**GIVEN TASK:** A line counts if it contains the string "false"; say how many such lines there are, giving only the number.

Stored data:
# # #

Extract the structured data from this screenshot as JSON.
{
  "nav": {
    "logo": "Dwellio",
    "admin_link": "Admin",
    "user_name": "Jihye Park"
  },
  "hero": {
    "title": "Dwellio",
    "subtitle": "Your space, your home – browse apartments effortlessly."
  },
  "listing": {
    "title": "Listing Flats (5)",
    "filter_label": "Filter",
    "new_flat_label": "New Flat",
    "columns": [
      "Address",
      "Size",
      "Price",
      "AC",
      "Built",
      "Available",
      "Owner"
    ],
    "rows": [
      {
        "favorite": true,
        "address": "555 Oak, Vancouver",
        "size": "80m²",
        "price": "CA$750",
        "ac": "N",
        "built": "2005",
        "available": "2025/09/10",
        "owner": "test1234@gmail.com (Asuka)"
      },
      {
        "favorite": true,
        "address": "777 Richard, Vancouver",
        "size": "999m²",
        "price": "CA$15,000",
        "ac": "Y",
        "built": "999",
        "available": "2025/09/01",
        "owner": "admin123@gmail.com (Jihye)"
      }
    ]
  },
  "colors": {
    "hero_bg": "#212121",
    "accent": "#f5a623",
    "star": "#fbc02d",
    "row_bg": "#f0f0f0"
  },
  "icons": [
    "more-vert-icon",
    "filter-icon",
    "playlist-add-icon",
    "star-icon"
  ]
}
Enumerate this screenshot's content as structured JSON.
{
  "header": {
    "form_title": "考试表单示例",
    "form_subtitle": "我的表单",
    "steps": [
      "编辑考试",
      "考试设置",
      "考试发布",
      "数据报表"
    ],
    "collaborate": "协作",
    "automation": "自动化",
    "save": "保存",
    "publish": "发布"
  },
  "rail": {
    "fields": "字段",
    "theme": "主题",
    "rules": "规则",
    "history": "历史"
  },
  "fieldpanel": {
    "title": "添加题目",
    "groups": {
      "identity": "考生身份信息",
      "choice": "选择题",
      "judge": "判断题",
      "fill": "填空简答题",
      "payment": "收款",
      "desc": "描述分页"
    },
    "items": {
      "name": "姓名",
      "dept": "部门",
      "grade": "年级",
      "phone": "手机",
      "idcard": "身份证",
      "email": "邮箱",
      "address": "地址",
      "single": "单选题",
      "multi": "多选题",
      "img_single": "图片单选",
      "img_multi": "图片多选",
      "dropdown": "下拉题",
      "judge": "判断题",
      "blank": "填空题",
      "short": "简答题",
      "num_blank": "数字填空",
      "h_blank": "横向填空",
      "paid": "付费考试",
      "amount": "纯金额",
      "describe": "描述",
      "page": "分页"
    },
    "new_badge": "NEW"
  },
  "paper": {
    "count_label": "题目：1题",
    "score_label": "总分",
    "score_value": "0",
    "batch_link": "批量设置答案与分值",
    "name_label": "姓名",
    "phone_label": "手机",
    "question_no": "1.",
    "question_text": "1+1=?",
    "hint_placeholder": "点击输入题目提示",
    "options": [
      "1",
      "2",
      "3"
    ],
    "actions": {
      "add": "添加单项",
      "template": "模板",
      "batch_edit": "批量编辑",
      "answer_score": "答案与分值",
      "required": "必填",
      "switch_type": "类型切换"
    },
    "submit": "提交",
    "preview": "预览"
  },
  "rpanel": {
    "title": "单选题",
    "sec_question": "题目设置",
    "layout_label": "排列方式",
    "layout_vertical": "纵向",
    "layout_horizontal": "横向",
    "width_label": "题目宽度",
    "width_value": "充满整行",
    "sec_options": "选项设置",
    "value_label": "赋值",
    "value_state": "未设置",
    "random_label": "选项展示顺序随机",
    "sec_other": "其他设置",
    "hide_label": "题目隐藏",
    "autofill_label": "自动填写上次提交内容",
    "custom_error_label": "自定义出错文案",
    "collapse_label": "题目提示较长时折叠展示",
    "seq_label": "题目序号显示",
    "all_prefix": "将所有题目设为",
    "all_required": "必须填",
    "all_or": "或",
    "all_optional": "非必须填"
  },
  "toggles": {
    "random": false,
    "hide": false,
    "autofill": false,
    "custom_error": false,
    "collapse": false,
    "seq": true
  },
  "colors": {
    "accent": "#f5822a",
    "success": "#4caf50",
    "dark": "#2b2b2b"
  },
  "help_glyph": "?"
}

# # #

**FINISHED EXERCISE:** 5